Challenge: Copy nothing but the text: reproduce each line of the listing exactly and leave the pictures out.

# # # #

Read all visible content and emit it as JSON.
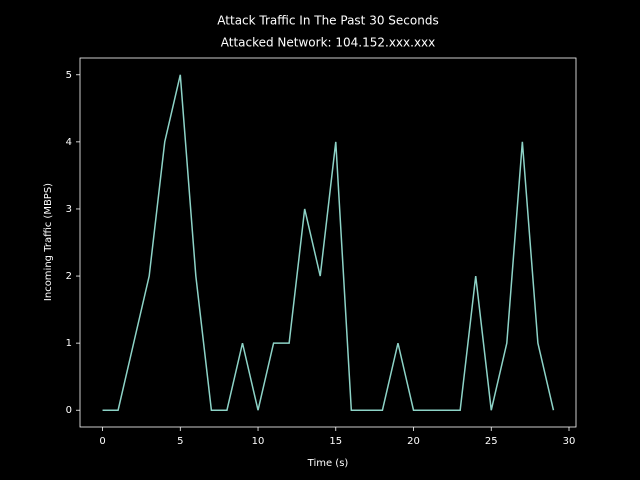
{
  "chart_data": {
    "type": "line",
    "title": "Attack Traffic In The Past 30 Seconds",
    "subtitle": "Attacked Network: 104.152.xxx.xxx",
    "x_label": "Time (s)",
    "y_label": "Incoming Traffic (MBPS)",
    "x": [
      0,
      1,
      2,
      3,
      4,
      5,
      6,
      7,
      8,
      9,
      10,
      11,
      12,
      13,
      14,
      15,
      16,
      17,
      18,
      19,
      20,
      21,
      22,
      23,
      24,
      25,
      26,
      27,
      28,
      29
    ],
    "series": [
      {
        "name": "traffic",
        "color": "#8dd3c7",
        "values": [
          0,
          0,
          1,
          2,
          4,
          5,
          2,
          0,
          0,
          1,
          0,
          1,
          1,
          3,
          2,
          4,
          0,
          0,
          0,
          1,
          0,
          0,
          0,
          0,
          2,
          0,
          1,
          4,
          1,
          0
        ]
      }
    ],
    "xlim": [
      -1.45,
      30.45
    ],
    "xticks": [
      0,
      5,
      10,
      15,
      20,
      25,
      30
    ],
    "ylim": [
      -0.25,
      5.25
    ],
    "yticks": [
      0,
      1,
      2,
      3,
      4,
      5
    ]
  }
}
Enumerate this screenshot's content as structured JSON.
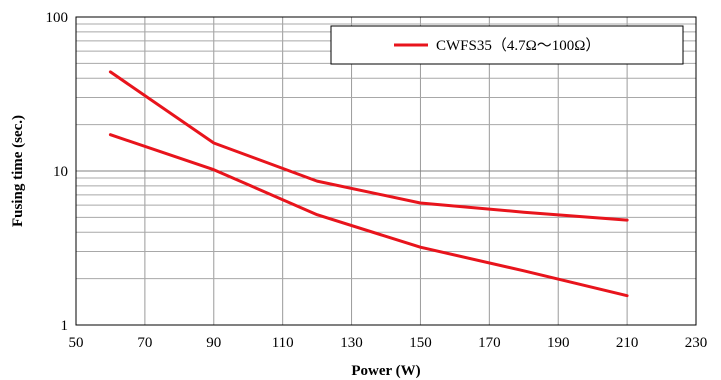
{
  "chart_data": {
    "type": "line",
    "xlabel": "Power (W)",
    "ylabel": "Fusing time (sec.)",
    "xlim": [
      50,
      230
    ],
    "ylim": [
      1,
      100
    ],
    "yscale": "log",
    "x_ticks": [
      "50",
      "70",
      "90",
      "110",
      "130",
      "150",
      "170",
      "190",
      "210",
      "230"
    ],
    "y_ticks": [
      "1",
      "10",
      "100"
    ],
    "grid": true,
    "legend": {
      "position": "top-right",
      "label": "CWFS35（4.7Ω～100Ω）"
    },
    "line_color": "#e8141c",
    "series": [
      {
        "x": [
          60,
          90,
          120,
          150,
          180,
          210
        ],
        "values": [
          44,
          15.2,
          8.6,
          6.2,
          5.4,
          4.8
        ]
      },
      {
        "x": [
          60,
          90,
          120,
          150,
          180,
          210
        ],
        "values": [
          17.2,
          10.2,
          5.2,
          3.2,
          2.25,
          1.55
        ]
      }
    ]
  }
}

# # # #

Solution to this exercise:
Read all visible content and emit it as JSON.
{
  "chart_data": {
    "type": "line",
    "title": "Attack Traffic In The Past 30 Seconds",
    "subtitle": "Attacked Network: 104.152.xxx.xxx",
    "x_label": "Time (s)",
    "y_label": "Incoming Traffic (MBPS)",
    "x": [
      0,
      1,
      2,
      3,
      4,
      5,
      6,
      7,
      8,
      9,
      10,
      11,
      12,
      13,
      14,
      15,
      16,
      17,
      18,
      19,
      20,
      21,
      22,
      23,
      24,
      25,
      26,
      27,
      28,
      29
    ],
    "series": [
      {
        "name": "traffic",
        "color": "#8dd3c7",
        "values": [
          0,
          0,
          1,
          2,
          4,
          5,
          2,
          0,
          0,
          1,
          0,
          1,
          1,
          3,
          2,
          4,
          0,
          0,
          0,
          1,
          0,
          0,
          0,
          0,
          2,
          0,
          1,
          4,
          1,
          0
        ]
      }
    ],
    "xlim": [
      -1.45,
      30.45
    ],
    "xticks": [
      0,
      5,
      10,
      15,
      20,
      25,
      30
    ],
    "ylim": [
      -0.25,
      5.25
    ],
    "yticks": [
      0,
      1,
      2,
      3,
      4,
      5
    ]
  }
}
Enumerate this screenshot's content as structured JSON.
{
  "chart_data": {
    "type": "line",
    "xlabel": "Power (W)",
    "ylabel": "Fusing time (sec.)",
    "xlim": [
      50,
      230
    ],
    "ylim": [
      1,
      100
    ],
    "yscale": "log",
    "x_ticks": [
      "50",
      "70",
      "90",
      "110",
      "130",
      "150",
      "170",
      "190",
      "210",
      "230"
    ],
    "y_ticks": [
      "1",
      "10",
      "100"
    ],
    "grid": true,
    "legend": {
      "position": "top-right",
      "label": "CWFS35（4.7Ω～100Ω）"
    },
    "line_color": "#e8141c",
    "series": [
      {
        "x": [
          60,
          90,
          120,
          150,
          180,
          210
        ],
        "values": [
          44,
          15.2,
          8.6,
          6.2,
          5.4,
          4.8
        ]
      },
      {
        "x": [
          60,
          90,
          120,
          150,
          180,
          210
        ],
        "values": [
          17.2,
          10.2,
          5.2,
          3.2,
          2.25,
          1.55
        ]
      }
    ]
  }
}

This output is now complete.